§ **What the task requires**:
Repeat every record exactly, but keep images out of the copy.

[Data extracted from a collection]
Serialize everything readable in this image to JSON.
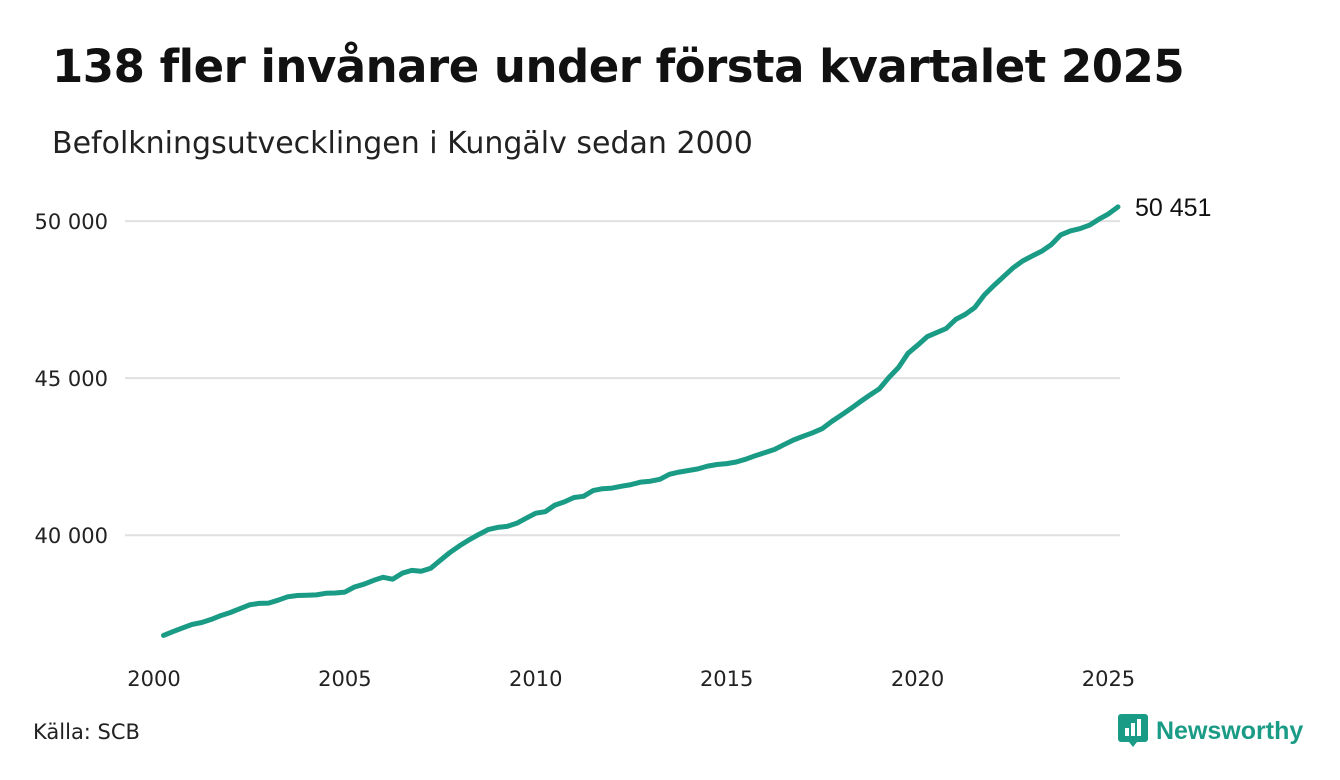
{
  "title": "138 fler invånare under första kvartalet 2025",
  "subtitle": "Befolkningsutvecklingen i Kungälv sedan 2000",
  "source": "Källa: SCB",
  "brand": {
    "name": "Newsworthy",
    "icon": "newsworthy-logo-icon",
    "color": "#1a9b85"
  },
  "chart_data": {
    "type": "line",
    "title": "138 fler invånare under första kvartalet 2025",
    "subtitle": "Befolkningsutvecklingen i Kungälv sedan 2000",
    "xlabel": "",
    "ylabel": "",
    "xlim": [
      2000,
      2025.25
    ],
    "ylim": [
      36600,
      51500
    ],
    "x_ticks": [
      2000,
      2005,
      2010,
      2015,
      2020,
      2025
    ],
    "x_tick_labels": [
      "2000",
      "2005",
      "2010",
      "2015",
      "2020",
      "2025"
    ],
    "y_ticks": [
      40000,
      45000,
      50000
    ],
    "y_tick_labels": [
      "40 000",
      "45 000",
      "50 000"
    ],
    "grid": "horizontal",
    "legend": "none",
    "line_color": "#1a9b85",
    "end_label": "50 451",
    "series": [
      {
        "x": [
          2000.25,
          2000.5,
          2000.75,
          2001,
          2001.25,
          2001.5,
          2001.75,
          2002,
          2002.25,
          2002.5,
          2002.75,
          2003,
          2003.25,
          2003.5,
          2003.75,
          2004,
          2004.25,
          2004.5,
          2004.75,
          2005,
          2005.25,
          2005.5,
          2005.75,
          2006,
          2006.25,
          2006.5,
          2006.75,
          2007,
          2007.25,
          2007.5,
          2007.75,
          2008,
          2008.25,
          2008.5,
          2008.75,
          2009,
          2009.25,
          2009.5,
          2009.75,
          2010,
          2010.25,
          2010.5,
          2010.75,
          2011,
          2011.25,
          2011.5,
          2011.75,
          2012,
          2012.25,
          2012.5,
          2012.75,
          2013,
          2013.25,
          2013.5,
          2013.75,
          2014,
          2014.25,
          2014.5,
          2014.75,
          2015,
          2015.25,
          2015.5,
          2015.75,
          2016,
          2016.25,
          2016.5,
          2016.75,
          2017,
          2017.25,
          2017.5,
          2017.75,
          2018,
          2018.25,
          2018.5,
          2018.75,
          2019,
          2019.25,
          2019.5,
          2019.75,
          2020,
          2020.25,
          2020.5,
          2020.75,
          2021,
          2021.25,
          2021.5,
          2021.75,
          2022,
          2022.25,
          2022.5,
          2022.75,
          2023,
          2023.25,
          2023.5,
          2023.75,
          2024,
          2024.25,
          2024.5,
          2024.75,
          2025,
          2025.25
        ],
        "values": [
          36810,
          36930,
          37050,
          37160,
          37220,
          37320,
          37440,
          37540,
          37660,
          37780,
          37830,
          37840,
          37930,
          38040,
          38080,
          38090,
          38100,
          38150,
          38160,
          38190,
          38350,
          38440,
          38560,
          38660,
          38600,
          38790,
          38880,
          38850,
          38950,
          39200,
          39450,
          39660,
          39850,
          40020,
          40180,
          40250,
          40280,
          40380,
          40540,
          40700,
          40750,
          40960,
          41060,
          41200,
          41240,
          41420,
          41480,
          41500,
          41560,
          41610,
          41690,
          41720,
          41780,
          41940,
          42010,
          42060,
          42110,
          42200,
          42250,
          42280,
          42330,
          42420,
          42530,
          42630,
          42730,
          42880,
          43030,
          43150,
          43260,
          43390,
          43620,
          43820,
          44030,
          44250,
          44460,
          44660,
          45020,
          45340,
          45790,
          46050,
          46320,
          46450,
          46580,
          46870,
          47030,
          47250,
          47650,
          47950,
          48230,
          48510,
          48730,
          48890,
          49040,
          49250,
          49560,
          49690,
          49760,
          49870,
          50060,
          50230,
          50451
        ]
      }
    ]
  }
}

§ **Output for this exercise**:
Serialize everything readable in this image to JSON.
{
  "title": "138 fler invånare under första kvartalet 2025",
  "subtitle": "Befolkningsutvecklingen i Kungälv sedan 2000",
  "source": "Källa: SCB",
  "brand": {
    "name": "Newsworthy",
    "icon": "newsworthy-logo-icon",
    "color": "#1a9b85"
  },
  "chart_data": {
    "type": "line",
    "title": "138 fler invånare under första kvartalet 2025",
    "subtitle": "Befolkningsutvecklingen i Kungälv sedan 2000",
    "xlabel": "",
    "ylabel": "",
    "xlim": [
      2000,
      2025.25
    ],
    "ylim": [
      36600,
      51500
    ],
    "x_ticks": [
      2000,
      2005,
      2010,
      2015,
      2020,
      2025
    ],
    "x_tick_labels": [
      "2000",
      "2005",
      "2010",
      "2015",
      "2020",
      "2025"
    ],
    "y_ticks": [
      40000,
      45000,
      50000
    ],
    "y_tick_labels": [
      "40 000",
      "45 000",
      "50 000"
    ],
    "grid": "horizontal",
    "legend": "none",
    "line_color": "#1a9b85",
    "end_label": "50 451",
    "series": [
      {
        "x": [
          2000.25,
          2000.5,
          2000.75,
          2001,
          2001.25,
          2001.5,
          2001.75,
          2002,
          2002.25,
          2002.5,
          2002.75,
          2003,
          2003.25,
          2003.5,
          2003.75,
          2004,
          2004.25,
          2004.5,
          2004.75,
          2005,
          2005.25,
          2005.5,
          2005.75,
          2006,
          2006.25,
          2006.5,
          2006.75,
          2007,
          2007.25,
          2007.5,
          2007.75,
          2008,
          2008.25,
          2008.5,
          2008.75,
          2009,
          2009.25,
          2009.5,
          2009.75,
          2010,
          2010.25,
          2010.5,
          2010.75,
          2011,
          2011.25,
          2011.5,
          2011.75,
          2012,
          2012.25,
          2012.5,
          2012.75,
          2013,
          2013.25,
          2013.5,
          2013.75,
          2014,
          2014.25,
          2014.5,
          2014.75,
          2015,
          2015.25,
          2015.5,
          2015.75,
          2016,
          2016.25,
          2016.5,
          2016.75,
          2017,
          2017.25,
          2017.5,
          2017.75,
          2018,
          2018.25,
          2018.5,
          2018.75,
          2019,
          2019.25,
          2019.5,
          2019.75,
          2020,
          2020.25,
          2020.5,
          2020.75,
          2021,
          2021.25,
          2021.5,
          2021.75,
          2022,
          2022.25,
          2022.5,
          2022.75,
          2023,
          2023.25,
          2023.5,
          2023.75,
          2024,
          2024.25,
          2024.5,
          2024.75,
          2025,
          2025.25
        ],
        "values": [
          36810,
          36930,
          37050,
          37160,
          37220,
          37320,
          37440,
          37540,
          37660,
          37780,
          37830,
          37840,
          37930,
          38040,
          38080,
          38090,
          38100,
          38150,
          38160,
          38190,
          38350,
          38440,
          38560,
          38660,
          38600,
          38790,
          38880,
          38850,
          38950,
          39200,
          39450,
          39660,
          39850,
          40020,
          40180,
          40250,
          40280,
          40380,
          40540,
          40700,
          40750,
          40960,
          41060,
          41200,
          41240,
          41420,
          41480,
          41500,
          41560,
          41610,
          41690,
          41720,
          41780,
          41940,
          42010,
          42060,
          42110,
          42200,
          42250,
          42280,
          42330,
          42420,
          42530,
          42630,
          42730,
          42880,
          43030,
          43150,
          43260,
          43390,
          43620,
          43820,
          44030,
          44250,
          44460,
          44660,
          45020,
          45340,
          45790,
          46050,
          46320,
          46450,
          46580,
          46870,
          47030,
          47250,
          47650,
          47950,
          48230,
          48510,
          48730,
          48890,
          49040,
          49250,
          49560,
          49690,
          49760,
          49870,
          50060,
          50230,
          50451
        ]
      }
    ]
  }
}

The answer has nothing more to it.